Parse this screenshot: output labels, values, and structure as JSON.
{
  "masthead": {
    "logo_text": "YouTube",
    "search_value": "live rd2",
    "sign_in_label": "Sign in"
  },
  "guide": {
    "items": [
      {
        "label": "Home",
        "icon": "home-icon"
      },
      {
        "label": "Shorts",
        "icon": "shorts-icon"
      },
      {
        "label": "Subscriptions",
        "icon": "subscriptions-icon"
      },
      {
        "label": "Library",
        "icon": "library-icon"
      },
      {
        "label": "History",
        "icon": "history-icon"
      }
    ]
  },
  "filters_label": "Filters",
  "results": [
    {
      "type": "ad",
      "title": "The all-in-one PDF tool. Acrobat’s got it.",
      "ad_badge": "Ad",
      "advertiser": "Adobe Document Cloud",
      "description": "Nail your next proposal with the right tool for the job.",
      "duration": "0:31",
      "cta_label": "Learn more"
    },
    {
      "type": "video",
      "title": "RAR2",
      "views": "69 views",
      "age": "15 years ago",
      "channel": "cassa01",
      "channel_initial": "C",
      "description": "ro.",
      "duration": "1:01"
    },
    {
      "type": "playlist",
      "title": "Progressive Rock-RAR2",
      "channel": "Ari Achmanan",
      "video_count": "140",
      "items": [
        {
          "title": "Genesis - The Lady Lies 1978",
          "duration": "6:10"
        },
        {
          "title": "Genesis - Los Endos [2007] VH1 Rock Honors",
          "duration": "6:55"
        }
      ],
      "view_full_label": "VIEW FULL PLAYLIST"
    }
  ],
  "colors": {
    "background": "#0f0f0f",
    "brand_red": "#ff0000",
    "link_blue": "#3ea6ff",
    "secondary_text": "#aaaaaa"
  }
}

[Task item]: Retype every line of the material exactly.

[Written response]:
Parse this screenshot: output labels, values, and structure as JSON.
{
  "masthead": {
    "logo_text": "YouTube",
    "search_value": "live rd2",
    "sign_in_label": "Sign in"
  },
  "guide": {
    "items": [
      {
        "label": "Home",
        "icon": "home-icon"
      },
      {
        "label": "Shorts",
        "icon": "shorts-icon"
      },
      {
        "label": "Subscriptions",
        "icon": "subscriptions-icon"
      },
      {
        "label": "Library",
        "icon": "library-icon"
      },
      {
        "label": "History",
        "icon": "history-icon"
      }
    ]
  },
  "filters_label": "Filters",
  "results": [
    {
      "type": "ad",
      "title": "The all-in-one PDF tool. Acrobat’s got it.",
      "ad_badge": "Ad",
      "advertiser": "Adobe Document Cloud",
      "description": "Nail your next proposal with the right tool for the job.",
      "duration": "0:31",
      "cta_label": "Learn more"
    },
    {
      "type": "video",
      "title": "RAR2",
      "views": "69 views",
      "age": "15 years ago",
      "channel": "cassa01",
      "channel_initial": "C",
      "description": "ro.",
      "duration": "1:01"
    },
    {
      "type": "playlist",
      "title": "Progressive Rock-RAR2",
      "channel": "Ari Achmanan",
      "video_count": "140",
      "items": [
        {
          "title": "Genesis - The Lady Lies 1978",
          "duration": "6:10"
        },
        {
          "title": "Genesis - Los Endos [2007] VH1 Rock Honors",
          "duration": "6:55"
        }
      ],
      "view_full_label": "VIEW FULL PLAYLIST"
    }
  ],
  "colors": {
    "background": "#0f0f0f",
    "brand_red": "#ff0000",
    "link_blue": "#3ea6ff",
    "secondary_text": "#aaaaaa"
  }
}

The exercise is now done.